> **Written problem**
Pull each line containing "correlated" out of the data and copy it.
### Record excerpts
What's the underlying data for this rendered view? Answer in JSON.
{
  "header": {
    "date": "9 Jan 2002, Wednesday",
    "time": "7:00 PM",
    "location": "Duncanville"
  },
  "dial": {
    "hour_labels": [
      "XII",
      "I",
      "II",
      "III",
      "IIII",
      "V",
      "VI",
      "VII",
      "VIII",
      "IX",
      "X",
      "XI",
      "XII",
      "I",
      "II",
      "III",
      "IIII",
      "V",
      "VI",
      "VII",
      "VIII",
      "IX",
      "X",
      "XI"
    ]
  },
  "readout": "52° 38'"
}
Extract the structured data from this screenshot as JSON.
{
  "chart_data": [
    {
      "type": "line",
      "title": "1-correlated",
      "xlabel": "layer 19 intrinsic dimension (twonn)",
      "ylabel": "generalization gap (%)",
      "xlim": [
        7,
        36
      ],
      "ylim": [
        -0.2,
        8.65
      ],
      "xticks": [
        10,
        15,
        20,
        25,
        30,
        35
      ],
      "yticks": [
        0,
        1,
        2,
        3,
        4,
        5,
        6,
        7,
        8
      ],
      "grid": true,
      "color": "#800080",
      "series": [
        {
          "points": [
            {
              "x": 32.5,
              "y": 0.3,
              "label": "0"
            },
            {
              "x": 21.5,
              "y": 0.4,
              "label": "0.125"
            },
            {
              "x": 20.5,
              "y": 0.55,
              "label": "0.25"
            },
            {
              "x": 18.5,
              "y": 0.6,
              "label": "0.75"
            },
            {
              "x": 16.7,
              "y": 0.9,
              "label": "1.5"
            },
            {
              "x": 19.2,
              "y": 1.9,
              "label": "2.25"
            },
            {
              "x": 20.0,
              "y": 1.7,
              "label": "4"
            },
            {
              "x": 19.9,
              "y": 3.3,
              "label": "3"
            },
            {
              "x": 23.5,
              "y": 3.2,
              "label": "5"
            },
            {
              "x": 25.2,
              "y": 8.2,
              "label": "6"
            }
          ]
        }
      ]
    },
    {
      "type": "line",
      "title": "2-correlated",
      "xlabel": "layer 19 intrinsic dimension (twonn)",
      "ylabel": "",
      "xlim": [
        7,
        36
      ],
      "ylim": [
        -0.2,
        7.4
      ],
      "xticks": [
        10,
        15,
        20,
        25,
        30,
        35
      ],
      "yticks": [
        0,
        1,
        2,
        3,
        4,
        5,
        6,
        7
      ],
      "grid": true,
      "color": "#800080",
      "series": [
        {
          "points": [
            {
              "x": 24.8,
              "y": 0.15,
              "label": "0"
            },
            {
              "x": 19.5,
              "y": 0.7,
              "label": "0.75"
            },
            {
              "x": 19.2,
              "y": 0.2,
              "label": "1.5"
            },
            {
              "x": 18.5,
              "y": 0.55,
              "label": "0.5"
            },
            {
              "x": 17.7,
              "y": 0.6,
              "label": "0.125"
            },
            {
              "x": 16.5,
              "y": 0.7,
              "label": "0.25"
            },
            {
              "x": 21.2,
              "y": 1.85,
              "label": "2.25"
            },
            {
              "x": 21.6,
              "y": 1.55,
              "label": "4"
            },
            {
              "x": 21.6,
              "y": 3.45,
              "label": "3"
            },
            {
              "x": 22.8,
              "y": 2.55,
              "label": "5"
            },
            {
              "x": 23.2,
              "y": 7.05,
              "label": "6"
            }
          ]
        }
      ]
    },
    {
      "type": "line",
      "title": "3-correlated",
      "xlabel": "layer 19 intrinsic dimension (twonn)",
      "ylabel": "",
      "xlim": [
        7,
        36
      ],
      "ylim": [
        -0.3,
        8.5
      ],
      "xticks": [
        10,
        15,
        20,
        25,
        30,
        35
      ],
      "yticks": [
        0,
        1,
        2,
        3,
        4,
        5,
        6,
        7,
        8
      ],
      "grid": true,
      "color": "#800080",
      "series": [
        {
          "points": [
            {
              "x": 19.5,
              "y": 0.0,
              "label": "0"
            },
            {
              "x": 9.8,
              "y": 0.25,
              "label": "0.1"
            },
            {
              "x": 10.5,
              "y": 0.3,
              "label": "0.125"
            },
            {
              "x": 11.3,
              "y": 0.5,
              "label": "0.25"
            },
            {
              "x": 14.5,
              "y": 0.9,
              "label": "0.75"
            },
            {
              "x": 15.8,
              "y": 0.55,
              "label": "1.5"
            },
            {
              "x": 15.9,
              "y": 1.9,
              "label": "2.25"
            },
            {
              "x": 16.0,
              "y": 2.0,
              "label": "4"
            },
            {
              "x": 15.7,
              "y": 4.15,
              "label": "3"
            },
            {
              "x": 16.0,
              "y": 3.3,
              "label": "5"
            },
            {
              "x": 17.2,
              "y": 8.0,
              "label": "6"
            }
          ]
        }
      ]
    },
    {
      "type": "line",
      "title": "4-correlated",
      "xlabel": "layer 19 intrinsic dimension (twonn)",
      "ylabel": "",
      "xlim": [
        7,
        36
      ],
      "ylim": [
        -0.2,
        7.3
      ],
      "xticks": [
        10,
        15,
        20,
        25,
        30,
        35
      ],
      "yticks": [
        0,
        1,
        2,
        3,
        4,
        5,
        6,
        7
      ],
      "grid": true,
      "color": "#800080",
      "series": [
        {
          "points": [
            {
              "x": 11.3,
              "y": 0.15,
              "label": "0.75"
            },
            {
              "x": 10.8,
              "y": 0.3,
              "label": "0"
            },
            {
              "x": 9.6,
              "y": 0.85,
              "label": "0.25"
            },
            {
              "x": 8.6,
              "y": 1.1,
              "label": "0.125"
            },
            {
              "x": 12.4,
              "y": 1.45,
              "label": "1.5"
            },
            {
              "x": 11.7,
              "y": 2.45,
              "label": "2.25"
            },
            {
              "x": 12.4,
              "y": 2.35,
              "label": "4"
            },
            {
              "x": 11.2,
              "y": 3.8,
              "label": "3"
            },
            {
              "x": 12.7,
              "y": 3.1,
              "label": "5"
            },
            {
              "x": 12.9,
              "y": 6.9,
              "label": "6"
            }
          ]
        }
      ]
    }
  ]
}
######
> **Solution**
      "title": "1-correlated",
      "title": "2-correlated",
      "title": "3-correlated",
      "title": "4-correlated",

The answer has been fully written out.